# [STATED PROBLEM]
Reproduce all of the data below without alteration; exclude every picture.

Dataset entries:
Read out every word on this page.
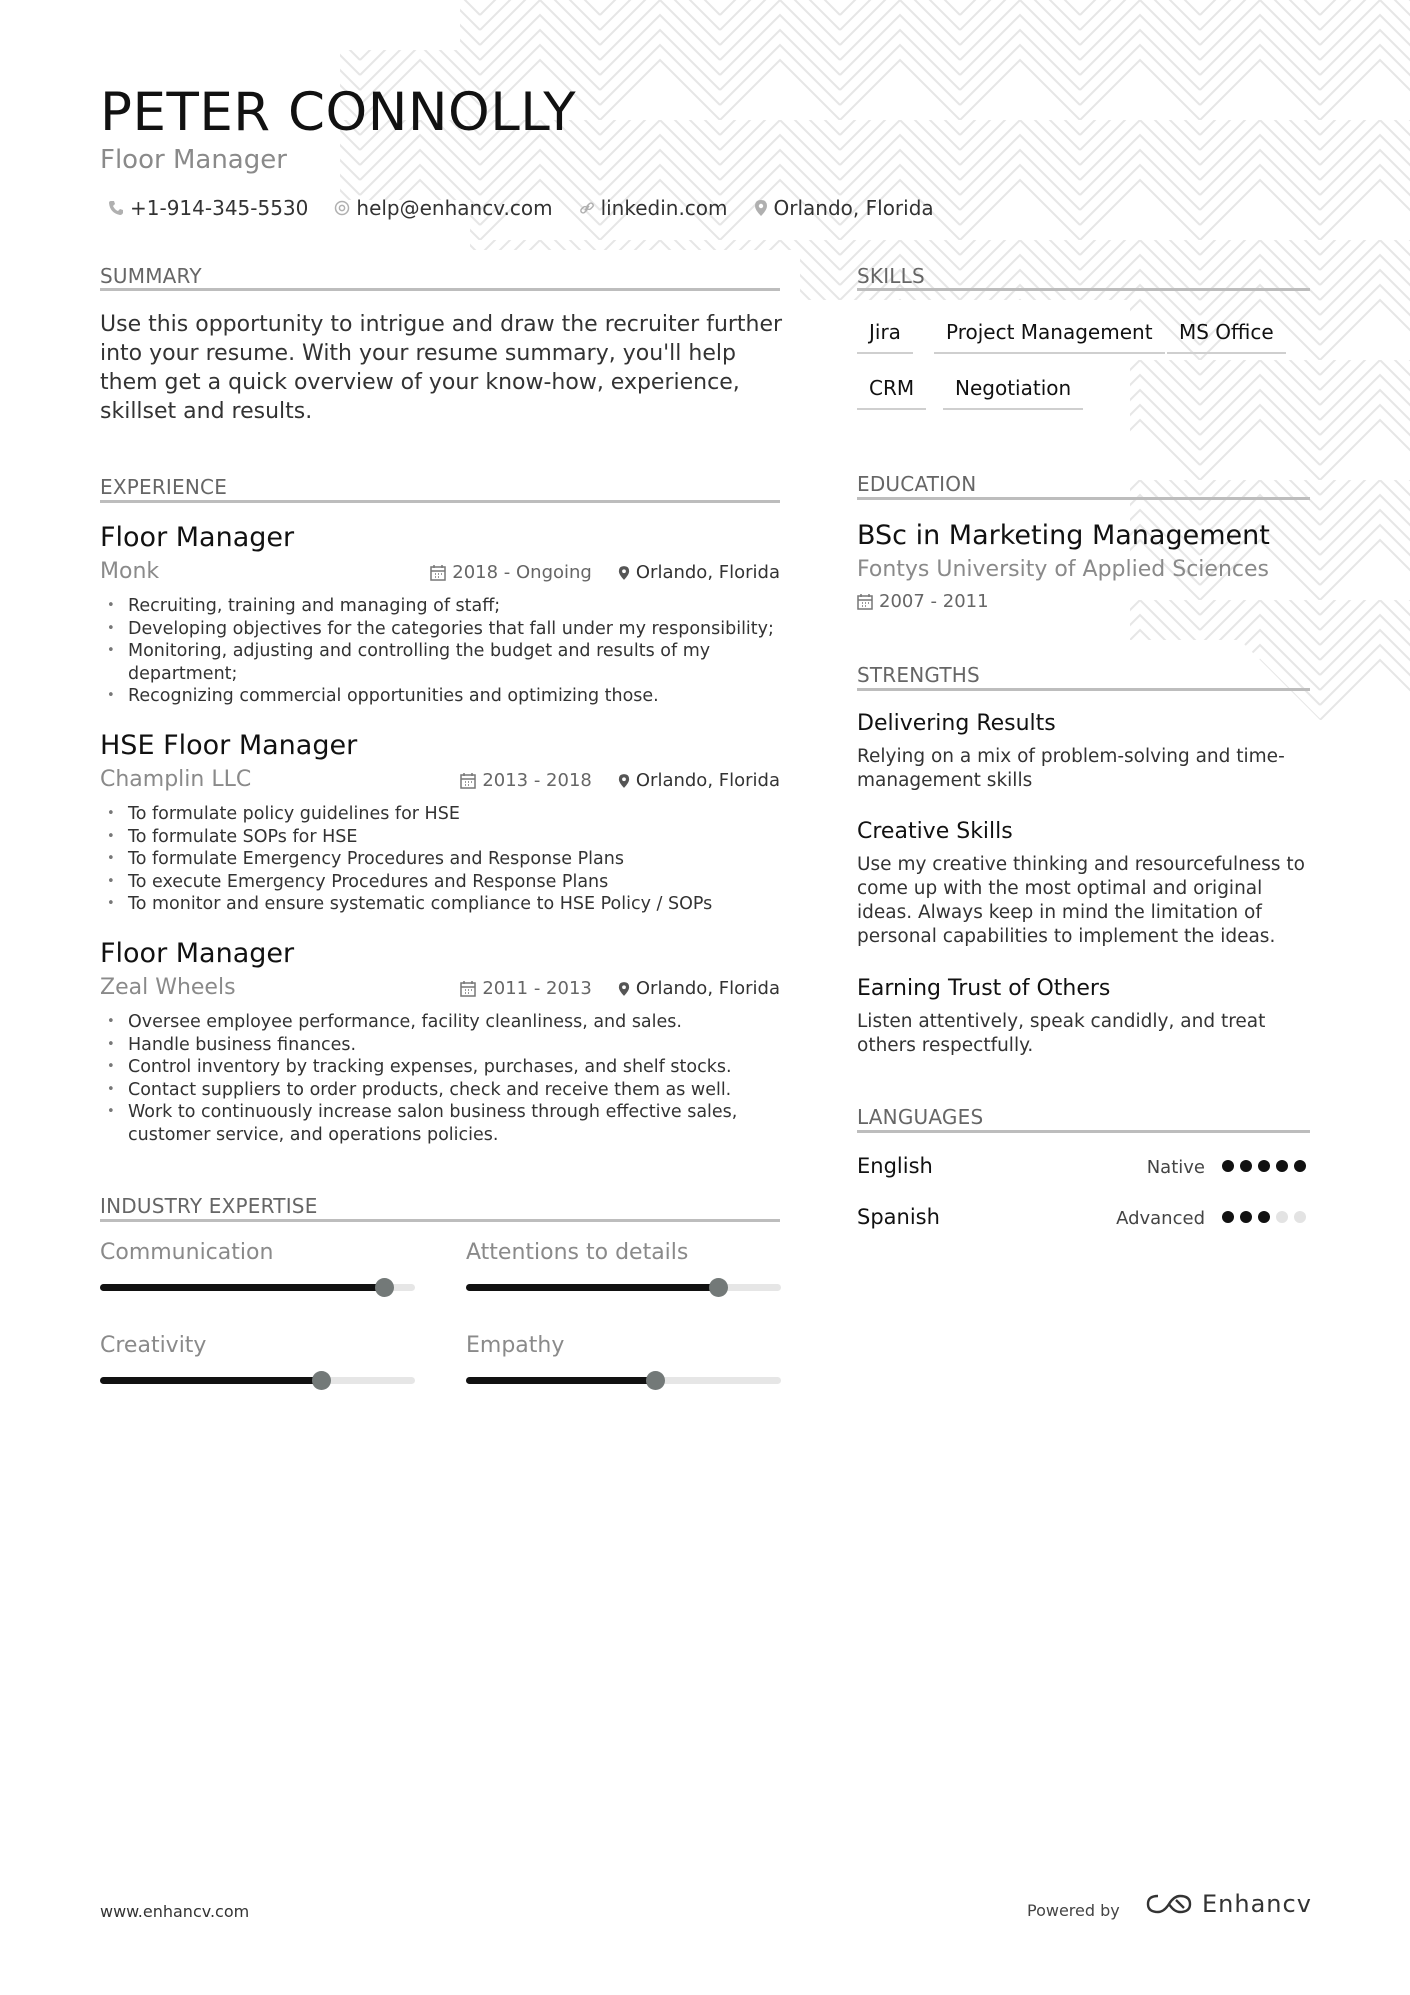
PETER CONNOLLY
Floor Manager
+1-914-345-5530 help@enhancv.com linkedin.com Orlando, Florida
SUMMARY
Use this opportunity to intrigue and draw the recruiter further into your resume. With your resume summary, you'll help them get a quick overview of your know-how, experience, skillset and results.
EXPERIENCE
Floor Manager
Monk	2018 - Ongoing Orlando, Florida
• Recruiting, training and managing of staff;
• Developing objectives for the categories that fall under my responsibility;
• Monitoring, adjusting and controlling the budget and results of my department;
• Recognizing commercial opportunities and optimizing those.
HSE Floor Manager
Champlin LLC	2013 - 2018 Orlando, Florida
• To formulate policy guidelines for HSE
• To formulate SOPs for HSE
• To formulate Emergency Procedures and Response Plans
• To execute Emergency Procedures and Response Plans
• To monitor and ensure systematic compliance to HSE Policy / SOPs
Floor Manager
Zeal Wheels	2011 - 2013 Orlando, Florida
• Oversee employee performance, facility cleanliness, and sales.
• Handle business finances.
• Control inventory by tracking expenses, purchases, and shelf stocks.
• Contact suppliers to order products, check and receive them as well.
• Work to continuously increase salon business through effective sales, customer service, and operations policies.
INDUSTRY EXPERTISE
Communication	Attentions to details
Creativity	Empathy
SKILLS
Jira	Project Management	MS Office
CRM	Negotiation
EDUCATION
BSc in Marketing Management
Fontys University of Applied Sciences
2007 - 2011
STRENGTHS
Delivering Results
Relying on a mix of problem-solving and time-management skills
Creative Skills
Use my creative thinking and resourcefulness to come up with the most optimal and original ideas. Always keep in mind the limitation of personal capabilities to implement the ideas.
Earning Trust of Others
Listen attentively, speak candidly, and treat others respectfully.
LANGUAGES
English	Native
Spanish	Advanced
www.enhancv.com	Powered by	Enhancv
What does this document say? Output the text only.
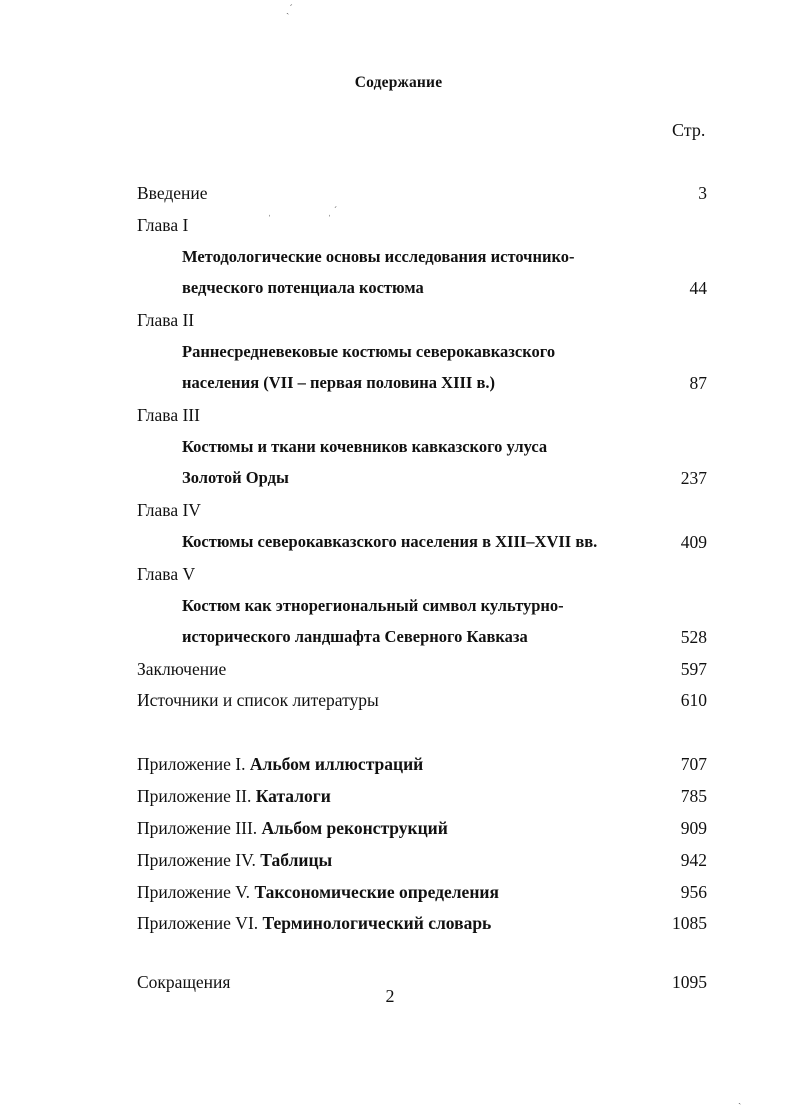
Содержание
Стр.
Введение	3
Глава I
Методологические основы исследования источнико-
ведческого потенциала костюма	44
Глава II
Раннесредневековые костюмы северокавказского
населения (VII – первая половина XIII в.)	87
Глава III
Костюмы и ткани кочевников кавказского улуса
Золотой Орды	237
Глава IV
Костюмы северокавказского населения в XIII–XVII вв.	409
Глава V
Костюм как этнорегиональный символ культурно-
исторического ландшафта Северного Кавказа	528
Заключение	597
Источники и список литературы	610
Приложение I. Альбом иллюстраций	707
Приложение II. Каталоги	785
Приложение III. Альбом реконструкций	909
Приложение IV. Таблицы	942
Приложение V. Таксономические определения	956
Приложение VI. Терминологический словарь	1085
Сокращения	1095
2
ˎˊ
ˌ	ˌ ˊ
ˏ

# [SOLUTION FOR THIS PROBLEM]
Read out every word on this page.
PETER CONNOLLY
Floor Manager
+1-914-345-5530 help@enhancv.com linkedin.com Orlando, Florida
SUMMARY
Use this opportunity to intrigue and draw the recruiter further into your resume. With your resume summary, you'll help them get a quick overview of your know-how, experience, skillset and results.
EXPERIENCE
Floor Manager
Monk	2018 - Ongoing Orlando, Florida
• Recruiting, training and managing of staff;
• Developing objectives for the categories that fall under my responsibility;
• Monitoring, adjusting and controlling the budget and results of my department;
• Recognizing commercial opportunities and optimizing those.
HSE Floor Manager
Champlin LLC	2013 - 2018 Orlando, Florida
• To formulate policy guidelines for HSE
• To formulate SOPs for HSE
• To formulate Emergency Procedures and Response Plans
• To execute Emergency Procedures and Response Plans
• To monitor and ensure systematic compliance to HSE Policy / SOPs
Floor Manager
Zeal Wheels	2011 - 2013 Orlando, Florida
• Oversee employee performance, facility cleanliness, and sales.
• Handle business finances.
• Control inventory by tracking expenses, purchases, and shelf stocks.
• Contact suppliers to order products, check and receive them as well.
• Work to continuously increase salon business through effective sales, customer service, and operations policies.
INDUSTRY EXPERTISE
Communication	Attentions to details
Creativity	Empathy
SKILLS
Jira	Project Management	MS Office
CRM	Negotiation
EDUCATION
BSc in Marketing Management
Fontys University of Applied Sciences
2007 - 2011
STRENGTHS
Delivering Results
Relying on a mix of problem-solving and time-management skills
Creative Skills
Use my creative thinking and resourcefulness to come up with the most optimal and original ideas. Always keep in mind the limitation of personal capabilities to implement the ideas.
Earning Trust of Others
Listen attentively, speak candidly, and treat others respectfully.
LANGUAGES
English	Native
Spanish	Advanced
www.enhancv.com	Powered by	Enhancv
What does this document say? Output the text only.
Содержание
Стр.
Введение	3
Глава I
Методологические основы исследования источнико-
ведческого потенциала костюма	44
Глава II
Раннесредневековые костюмы северокавказского
населения (VII – первая половина XIII в.)	87
Глава III
Костюмы и ткани кочевников кавказского улуса
Золотой Орды	237
Глава IV
Костюмы северокавказского населения в XIII–XVII вв.	409
Глава V
Костюм как этнорегиональный символ культурно-
исторического ландшафта Северного Кавказа	528
Заключение	597
Источники и список литературы	610
Приложение I. Альбом иллюстраций	707
Приложение II. Каталоги	785
Приложение III. Альбом реконструкций	909
Приложение IV. Таблицы	942
Приложение V. Таксономические определения	956
Приложение VI. Терминологический словарь	1085
Сокращения	1095
2
ˎˊ
ˌ	ˌ ˊ
ˏ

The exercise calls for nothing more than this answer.